>> Start DATA SECTION

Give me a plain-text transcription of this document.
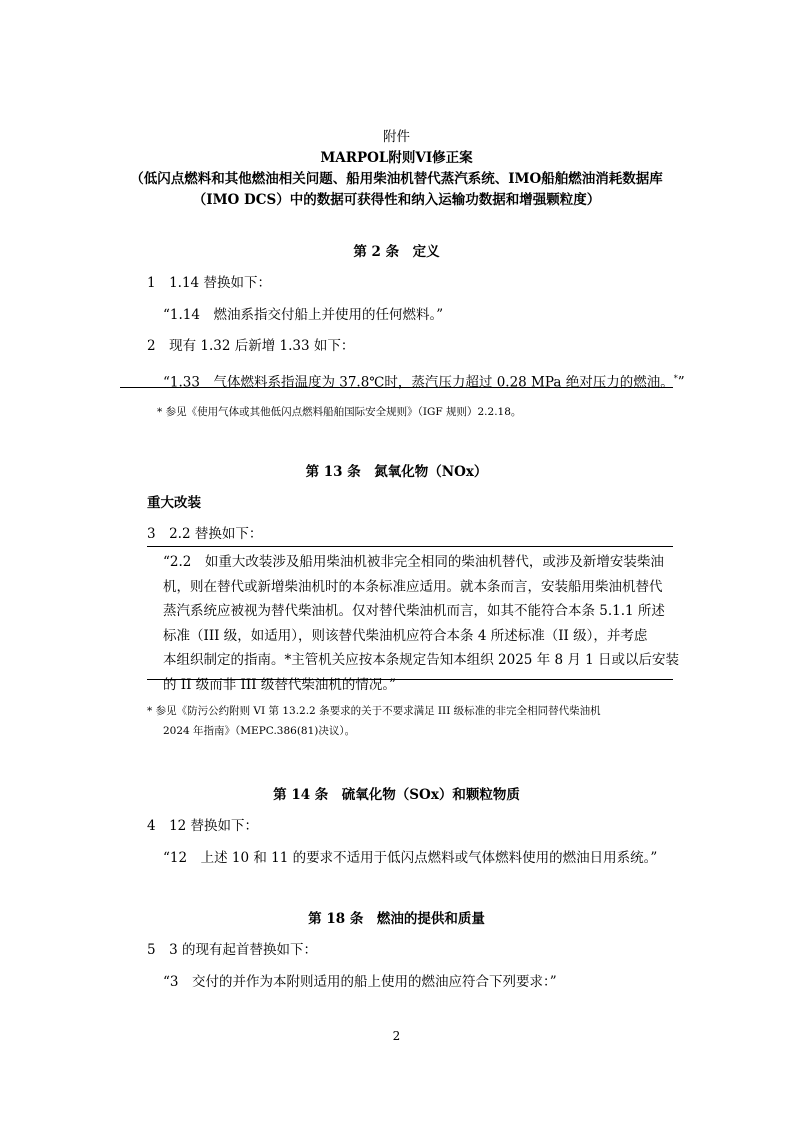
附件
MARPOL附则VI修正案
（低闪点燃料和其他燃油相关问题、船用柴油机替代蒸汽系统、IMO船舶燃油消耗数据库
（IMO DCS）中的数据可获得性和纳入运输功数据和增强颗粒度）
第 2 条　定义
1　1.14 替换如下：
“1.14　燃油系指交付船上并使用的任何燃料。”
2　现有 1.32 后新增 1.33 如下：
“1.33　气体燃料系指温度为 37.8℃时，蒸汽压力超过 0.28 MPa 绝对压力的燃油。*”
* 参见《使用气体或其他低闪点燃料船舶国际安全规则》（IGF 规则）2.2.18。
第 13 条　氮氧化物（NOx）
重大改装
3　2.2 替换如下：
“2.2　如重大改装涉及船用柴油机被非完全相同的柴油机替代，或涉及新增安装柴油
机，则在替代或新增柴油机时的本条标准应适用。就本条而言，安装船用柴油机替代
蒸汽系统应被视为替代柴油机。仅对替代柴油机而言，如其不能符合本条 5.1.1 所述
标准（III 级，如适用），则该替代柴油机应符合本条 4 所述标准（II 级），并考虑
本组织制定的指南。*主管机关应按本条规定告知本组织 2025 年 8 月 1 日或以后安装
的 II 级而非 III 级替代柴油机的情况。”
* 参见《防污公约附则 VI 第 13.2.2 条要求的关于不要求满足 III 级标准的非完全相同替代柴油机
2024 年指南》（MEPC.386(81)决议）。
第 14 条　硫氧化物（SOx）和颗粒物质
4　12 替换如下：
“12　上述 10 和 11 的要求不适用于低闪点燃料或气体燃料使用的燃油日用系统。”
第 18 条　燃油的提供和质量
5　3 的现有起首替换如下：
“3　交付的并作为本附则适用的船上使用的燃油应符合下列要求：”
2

>> End DATA SECTION

TASK GOAL: Print the complete listing exactly as it stands, without its pictures.

OUTPUT OF THE EXERCISE:
Give me a plain-text transcription of this document.
附件
MARPOL附则VI修正案
（低闪点燃料和其他燃油相关问题、船用柴油机替代蒸汽系统、IMO船舶燃油消耗数据库
（IMO DCS）中的数据可获得性和纳入运输功数据和增强颗粒度）
第 2 条　定义
1　1.14 替换如下：
“1.14　燃油系指交付船上并使用的任何燃料。”
2　现有 1.32 后新增 1.33 如下：
“1.33　气体燃料系指温度为 37.8℃时，蒸汽压力超过 0.28 MPa 绝对压力的燃油。*”
* 参见《使用气体或其他低闪点燃料船舶国际安全规则》（IGF 规则）2.2.18。
第 13 条　氮氧化物（NOx）
重大改装
3　2.2 替换如下：
“2.2　如重大改装涉及船用柴油机被非完全相同的柴油机替代，或涉及新增安装柴油
机，则在替代或新增柴油机时的本条标准应适用。就本条而言，安装船用柴油机替代
蒸汽系统应被视为替代柴油机。仅对替代柴油机而言，如其不能符合本条 5.1.1 所述
标准（III 级，如适用），则该替代柴油机应符合本条 4 所述标准（II 级），并考虑
本组织制定的指南。*主管机关应按本条规定告知本组织 2025 年 8 月 1 日或以后安装
的 II 级而非 III 级替代柴油机的情况。”
* 参见《防污公约附则 VI 第 13.2.2 条要求的关于不要求满足 III 级标准的非完全相同替代柴油机
2024 年指南》（MEPC.386(81)决议）。
第 14 条　硫氧化物（SOx）和颗粒物质
4　12 替换如下：
“12　上述 10 和 11 的要求不适用于低闪点燃料或气体燃料使用的燃油日用系统。”
第 18 条　燃油的提供和质量
5　3 的现有起首替换如下：
“3　交付的并作为本附则适用的船上使用的燃油应符合下列要求：”
2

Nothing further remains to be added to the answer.